▶ _WRITTEN REQUEST_: In the entries below, count every line with the word "Temp". Return only the count.

## START DATASET RECORDS

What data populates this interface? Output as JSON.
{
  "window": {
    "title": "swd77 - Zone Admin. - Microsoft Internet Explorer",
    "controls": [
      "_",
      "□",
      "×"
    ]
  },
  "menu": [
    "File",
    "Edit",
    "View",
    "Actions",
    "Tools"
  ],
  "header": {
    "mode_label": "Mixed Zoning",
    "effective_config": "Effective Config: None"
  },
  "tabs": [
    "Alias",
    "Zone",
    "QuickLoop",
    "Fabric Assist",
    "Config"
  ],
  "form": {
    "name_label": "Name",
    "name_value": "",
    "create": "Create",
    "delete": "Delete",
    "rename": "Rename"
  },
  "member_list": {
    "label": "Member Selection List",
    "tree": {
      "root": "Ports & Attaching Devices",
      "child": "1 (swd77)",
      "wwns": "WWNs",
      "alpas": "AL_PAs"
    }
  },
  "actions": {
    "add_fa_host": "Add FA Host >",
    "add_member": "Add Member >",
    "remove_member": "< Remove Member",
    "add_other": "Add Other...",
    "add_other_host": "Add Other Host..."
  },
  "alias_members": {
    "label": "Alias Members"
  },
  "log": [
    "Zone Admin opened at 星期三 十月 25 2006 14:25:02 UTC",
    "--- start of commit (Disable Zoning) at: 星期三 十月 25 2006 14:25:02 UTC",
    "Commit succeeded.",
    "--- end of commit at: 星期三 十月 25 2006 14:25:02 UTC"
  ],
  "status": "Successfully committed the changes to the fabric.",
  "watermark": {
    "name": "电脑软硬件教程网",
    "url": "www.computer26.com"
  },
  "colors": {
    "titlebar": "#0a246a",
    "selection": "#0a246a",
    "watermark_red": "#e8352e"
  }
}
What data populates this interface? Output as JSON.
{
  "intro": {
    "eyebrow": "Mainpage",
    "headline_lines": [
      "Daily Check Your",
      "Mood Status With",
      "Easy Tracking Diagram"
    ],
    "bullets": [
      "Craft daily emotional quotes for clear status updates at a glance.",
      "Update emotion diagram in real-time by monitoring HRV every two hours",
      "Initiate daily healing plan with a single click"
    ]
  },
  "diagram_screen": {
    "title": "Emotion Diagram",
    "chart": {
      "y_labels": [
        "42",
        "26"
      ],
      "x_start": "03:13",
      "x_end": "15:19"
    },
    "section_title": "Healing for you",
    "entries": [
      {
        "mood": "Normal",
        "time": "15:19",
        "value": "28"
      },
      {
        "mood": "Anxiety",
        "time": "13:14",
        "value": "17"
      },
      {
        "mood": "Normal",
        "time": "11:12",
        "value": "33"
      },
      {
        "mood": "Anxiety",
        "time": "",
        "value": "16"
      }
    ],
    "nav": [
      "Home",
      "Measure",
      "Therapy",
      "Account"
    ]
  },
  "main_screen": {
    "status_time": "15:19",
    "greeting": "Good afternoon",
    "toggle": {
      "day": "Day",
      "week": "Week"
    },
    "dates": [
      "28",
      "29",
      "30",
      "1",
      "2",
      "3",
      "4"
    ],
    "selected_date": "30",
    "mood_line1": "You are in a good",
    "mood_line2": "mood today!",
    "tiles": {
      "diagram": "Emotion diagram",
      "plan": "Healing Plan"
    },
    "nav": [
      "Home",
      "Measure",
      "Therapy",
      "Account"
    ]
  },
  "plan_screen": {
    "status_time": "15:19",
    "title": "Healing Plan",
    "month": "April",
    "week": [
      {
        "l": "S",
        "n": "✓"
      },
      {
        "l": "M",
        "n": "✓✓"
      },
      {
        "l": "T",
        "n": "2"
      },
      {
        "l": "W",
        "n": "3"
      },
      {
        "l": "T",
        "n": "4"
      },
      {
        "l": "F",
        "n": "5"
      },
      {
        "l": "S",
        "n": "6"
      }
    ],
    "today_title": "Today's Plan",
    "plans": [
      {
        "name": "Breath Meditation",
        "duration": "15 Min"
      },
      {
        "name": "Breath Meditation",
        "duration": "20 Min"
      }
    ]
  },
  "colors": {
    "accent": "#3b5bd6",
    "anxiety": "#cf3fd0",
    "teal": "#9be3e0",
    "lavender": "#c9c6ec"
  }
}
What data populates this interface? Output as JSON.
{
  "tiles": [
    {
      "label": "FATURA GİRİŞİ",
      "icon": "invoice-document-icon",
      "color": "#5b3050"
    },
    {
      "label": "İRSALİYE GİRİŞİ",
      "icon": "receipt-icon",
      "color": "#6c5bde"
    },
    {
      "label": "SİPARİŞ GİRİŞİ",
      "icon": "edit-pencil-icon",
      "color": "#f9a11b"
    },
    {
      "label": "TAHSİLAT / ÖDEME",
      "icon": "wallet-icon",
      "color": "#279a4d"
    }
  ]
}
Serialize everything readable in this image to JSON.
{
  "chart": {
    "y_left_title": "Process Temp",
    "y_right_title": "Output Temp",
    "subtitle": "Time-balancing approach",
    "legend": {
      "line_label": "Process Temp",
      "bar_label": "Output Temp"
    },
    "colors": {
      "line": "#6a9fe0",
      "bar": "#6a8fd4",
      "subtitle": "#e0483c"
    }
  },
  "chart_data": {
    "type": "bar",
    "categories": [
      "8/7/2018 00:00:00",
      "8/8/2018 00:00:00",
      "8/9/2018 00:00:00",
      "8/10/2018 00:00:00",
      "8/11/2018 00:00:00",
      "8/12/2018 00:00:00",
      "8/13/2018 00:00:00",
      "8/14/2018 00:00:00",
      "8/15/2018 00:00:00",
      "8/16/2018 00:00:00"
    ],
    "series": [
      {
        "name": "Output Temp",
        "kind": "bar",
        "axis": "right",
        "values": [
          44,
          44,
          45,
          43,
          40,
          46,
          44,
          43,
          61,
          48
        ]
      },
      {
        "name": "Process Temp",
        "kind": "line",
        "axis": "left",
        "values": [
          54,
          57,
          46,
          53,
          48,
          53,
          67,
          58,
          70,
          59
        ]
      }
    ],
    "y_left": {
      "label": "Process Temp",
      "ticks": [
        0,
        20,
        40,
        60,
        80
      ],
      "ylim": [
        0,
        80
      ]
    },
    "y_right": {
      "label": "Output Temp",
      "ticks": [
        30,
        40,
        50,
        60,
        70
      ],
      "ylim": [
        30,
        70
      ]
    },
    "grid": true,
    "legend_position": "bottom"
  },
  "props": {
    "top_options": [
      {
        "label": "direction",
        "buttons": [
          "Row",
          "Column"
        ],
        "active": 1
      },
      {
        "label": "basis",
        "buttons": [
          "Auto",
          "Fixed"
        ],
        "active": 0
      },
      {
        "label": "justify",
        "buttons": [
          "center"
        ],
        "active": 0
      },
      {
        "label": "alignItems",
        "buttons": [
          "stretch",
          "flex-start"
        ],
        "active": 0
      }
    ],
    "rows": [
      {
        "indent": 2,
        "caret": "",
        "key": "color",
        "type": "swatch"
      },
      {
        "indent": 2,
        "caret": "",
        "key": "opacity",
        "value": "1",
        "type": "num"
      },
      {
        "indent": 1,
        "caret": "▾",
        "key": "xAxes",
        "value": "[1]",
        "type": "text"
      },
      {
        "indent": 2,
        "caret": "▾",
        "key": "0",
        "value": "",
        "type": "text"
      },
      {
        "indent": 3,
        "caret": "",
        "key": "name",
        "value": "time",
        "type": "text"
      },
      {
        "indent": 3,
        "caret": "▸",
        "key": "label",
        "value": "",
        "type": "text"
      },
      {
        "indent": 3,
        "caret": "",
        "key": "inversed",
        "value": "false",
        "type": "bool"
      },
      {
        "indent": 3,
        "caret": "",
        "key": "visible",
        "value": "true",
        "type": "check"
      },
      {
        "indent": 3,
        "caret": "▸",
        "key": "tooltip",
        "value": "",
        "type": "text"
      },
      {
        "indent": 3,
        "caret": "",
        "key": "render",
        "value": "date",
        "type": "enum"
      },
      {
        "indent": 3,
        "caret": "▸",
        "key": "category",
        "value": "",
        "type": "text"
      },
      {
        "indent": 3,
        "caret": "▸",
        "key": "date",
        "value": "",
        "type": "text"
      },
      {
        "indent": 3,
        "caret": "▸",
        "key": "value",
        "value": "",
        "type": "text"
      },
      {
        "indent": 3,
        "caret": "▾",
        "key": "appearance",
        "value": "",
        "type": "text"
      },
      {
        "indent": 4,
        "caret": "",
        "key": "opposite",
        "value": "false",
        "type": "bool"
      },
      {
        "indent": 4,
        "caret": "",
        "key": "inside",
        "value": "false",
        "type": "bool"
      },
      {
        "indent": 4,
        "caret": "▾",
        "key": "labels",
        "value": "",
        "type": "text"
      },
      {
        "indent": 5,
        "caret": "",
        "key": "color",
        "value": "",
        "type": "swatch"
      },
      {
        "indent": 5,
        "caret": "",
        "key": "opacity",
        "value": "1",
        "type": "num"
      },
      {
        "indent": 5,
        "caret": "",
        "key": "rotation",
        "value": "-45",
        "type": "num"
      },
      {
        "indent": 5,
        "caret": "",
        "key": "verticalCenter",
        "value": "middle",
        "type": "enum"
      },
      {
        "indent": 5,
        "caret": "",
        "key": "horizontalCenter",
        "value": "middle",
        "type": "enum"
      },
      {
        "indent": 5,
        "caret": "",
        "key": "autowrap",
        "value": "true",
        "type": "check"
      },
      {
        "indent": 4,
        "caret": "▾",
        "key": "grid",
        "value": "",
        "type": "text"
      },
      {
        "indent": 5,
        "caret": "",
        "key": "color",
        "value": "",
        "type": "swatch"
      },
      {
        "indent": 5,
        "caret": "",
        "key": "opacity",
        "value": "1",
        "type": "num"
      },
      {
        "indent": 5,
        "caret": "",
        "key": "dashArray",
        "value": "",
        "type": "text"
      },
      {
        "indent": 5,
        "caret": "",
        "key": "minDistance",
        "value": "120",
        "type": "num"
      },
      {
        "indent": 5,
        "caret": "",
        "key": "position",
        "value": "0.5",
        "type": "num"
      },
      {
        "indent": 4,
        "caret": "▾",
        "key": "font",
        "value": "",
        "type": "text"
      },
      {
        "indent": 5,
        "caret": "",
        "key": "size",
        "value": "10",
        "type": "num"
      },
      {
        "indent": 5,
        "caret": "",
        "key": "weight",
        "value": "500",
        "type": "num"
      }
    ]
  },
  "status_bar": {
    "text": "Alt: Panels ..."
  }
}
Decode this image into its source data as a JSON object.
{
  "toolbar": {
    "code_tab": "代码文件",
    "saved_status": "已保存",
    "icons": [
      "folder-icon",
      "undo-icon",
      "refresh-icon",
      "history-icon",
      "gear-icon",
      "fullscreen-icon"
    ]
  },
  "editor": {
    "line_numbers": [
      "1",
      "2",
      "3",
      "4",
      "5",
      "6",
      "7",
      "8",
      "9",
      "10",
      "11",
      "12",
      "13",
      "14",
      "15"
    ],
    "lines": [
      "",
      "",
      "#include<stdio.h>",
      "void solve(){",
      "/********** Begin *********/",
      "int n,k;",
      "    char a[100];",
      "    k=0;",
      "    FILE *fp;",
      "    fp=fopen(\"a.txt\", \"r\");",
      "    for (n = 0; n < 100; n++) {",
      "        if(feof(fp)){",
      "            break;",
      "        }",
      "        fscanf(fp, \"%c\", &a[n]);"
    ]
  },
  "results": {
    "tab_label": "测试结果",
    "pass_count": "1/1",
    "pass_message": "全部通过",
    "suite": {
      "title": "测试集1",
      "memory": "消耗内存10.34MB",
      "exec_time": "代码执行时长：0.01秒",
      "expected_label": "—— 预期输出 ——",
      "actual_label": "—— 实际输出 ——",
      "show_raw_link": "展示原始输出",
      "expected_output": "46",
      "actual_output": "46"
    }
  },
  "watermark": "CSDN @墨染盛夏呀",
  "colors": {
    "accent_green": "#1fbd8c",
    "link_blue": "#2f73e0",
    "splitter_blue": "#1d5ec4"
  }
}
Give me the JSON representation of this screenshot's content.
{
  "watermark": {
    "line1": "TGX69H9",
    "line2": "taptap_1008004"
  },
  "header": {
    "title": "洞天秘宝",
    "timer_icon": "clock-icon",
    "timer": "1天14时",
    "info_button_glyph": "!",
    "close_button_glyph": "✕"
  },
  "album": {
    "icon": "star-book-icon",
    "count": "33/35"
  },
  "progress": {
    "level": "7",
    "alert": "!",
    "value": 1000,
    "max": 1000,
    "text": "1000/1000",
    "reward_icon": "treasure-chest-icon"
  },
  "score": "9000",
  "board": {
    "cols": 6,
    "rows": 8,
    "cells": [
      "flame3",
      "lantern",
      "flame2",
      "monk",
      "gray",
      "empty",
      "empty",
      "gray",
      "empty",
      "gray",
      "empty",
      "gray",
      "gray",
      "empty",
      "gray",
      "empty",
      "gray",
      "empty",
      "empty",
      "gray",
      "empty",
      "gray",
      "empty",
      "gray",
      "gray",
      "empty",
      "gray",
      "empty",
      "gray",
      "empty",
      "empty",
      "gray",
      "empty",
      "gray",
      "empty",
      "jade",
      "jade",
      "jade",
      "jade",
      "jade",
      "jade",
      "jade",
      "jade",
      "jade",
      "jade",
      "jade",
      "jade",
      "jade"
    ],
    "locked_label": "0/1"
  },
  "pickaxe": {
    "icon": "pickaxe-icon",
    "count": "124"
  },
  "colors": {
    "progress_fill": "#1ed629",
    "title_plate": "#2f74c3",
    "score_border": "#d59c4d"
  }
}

## END DATASET RECORDS

▶ _RESULT OF THIS TASK_: 8